** Start of Material for this task **

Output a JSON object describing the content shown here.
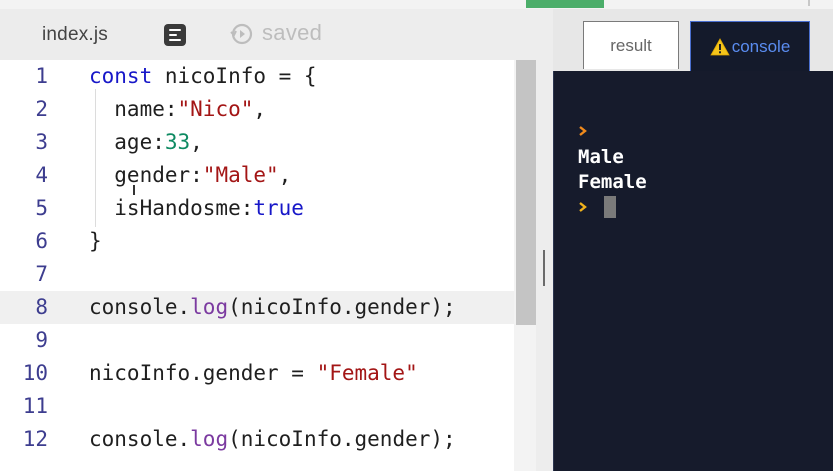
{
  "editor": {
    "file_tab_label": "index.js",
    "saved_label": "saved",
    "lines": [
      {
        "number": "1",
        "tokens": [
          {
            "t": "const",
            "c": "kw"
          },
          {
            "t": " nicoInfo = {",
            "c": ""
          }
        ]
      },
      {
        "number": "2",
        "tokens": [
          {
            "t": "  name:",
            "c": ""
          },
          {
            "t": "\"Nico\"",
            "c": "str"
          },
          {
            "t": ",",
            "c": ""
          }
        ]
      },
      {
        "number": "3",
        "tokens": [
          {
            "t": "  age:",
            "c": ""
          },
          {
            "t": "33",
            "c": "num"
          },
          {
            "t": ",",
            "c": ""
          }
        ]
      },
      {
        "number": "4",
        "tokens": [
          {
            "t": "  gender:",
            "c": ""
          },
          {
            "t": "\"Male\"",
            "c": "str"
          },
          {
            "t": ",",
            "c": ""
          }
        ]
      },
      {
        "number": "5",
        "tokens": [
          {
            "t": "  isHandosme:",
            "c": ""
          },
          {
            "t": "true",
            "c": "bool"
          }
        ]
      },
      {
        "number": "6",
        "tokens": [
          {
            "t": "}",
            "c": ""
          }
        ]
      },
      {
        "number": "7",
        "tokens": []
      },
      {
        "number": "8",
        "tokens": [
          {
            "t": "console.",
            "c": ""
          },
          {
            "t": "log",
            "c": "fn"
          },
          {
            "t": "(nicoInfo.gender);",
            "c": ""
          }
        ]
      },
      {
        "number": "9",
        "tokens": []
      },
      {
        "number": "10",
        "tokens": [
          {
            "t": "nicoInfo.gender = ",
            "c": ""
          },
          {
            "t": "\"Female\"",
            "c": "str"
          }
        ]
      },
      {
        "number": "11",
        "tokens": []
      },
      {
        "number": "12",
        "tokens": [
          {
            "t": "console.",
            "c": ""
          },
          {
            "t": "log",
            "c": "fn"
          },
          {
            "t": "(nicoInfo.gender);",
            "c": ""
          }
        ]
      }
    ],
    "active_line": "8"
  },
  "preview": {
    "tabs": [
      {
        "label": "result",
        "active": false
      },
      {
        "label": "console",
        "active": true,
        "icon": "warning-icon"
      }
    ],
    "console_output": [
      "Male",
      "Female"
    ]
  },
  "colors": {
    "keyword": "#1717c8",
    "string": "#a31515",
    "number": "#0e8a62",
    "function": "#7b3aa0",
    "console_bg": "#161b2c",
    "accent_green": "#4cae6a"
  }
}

** End of Material for this task **
** Start of Material for this task **

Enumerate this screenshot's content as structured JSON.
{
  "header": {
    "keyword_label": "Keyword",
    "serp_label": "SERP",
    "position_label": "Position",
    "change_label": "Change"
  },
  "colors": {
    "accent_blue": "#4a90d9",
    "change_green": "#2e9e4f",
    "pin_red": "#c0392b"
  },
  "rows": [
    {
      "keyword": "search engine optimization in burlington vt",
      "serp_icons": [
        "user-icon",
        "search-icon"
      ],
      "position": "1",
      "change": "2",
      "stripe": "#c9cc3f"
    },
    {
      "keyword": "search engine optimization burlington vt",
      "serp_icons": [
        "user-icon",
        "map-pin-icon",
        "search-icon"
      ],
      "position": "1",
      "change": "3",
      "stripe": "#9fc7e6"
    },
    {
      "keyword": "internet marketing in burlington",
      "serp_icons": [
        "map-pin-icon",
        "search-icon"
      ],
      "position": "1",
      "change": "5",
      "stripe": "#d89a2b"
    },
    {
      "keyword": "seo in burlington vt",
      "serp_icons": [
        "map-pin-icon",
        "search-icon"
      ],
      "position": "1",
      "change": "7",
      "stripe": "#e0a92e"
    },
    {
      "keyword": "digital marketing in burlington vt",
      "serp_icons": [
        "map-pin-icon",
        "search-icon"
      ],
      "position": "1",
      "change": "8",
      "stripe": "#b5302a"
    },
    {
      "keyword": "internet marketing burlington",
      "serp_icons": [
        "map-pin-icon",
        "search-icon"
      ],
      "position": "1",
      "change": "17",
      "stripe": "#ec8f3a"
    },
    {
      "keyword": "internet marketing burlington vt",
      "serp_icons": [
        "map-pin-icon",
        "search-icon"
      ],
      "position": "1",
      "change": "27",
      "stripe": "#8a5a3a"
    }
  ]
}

** End of Material for this task **

** Exercise details **
Going through the entries above line by line, work out how many lines include the word "gender". Only the number is required.

** Result for this exercise **
4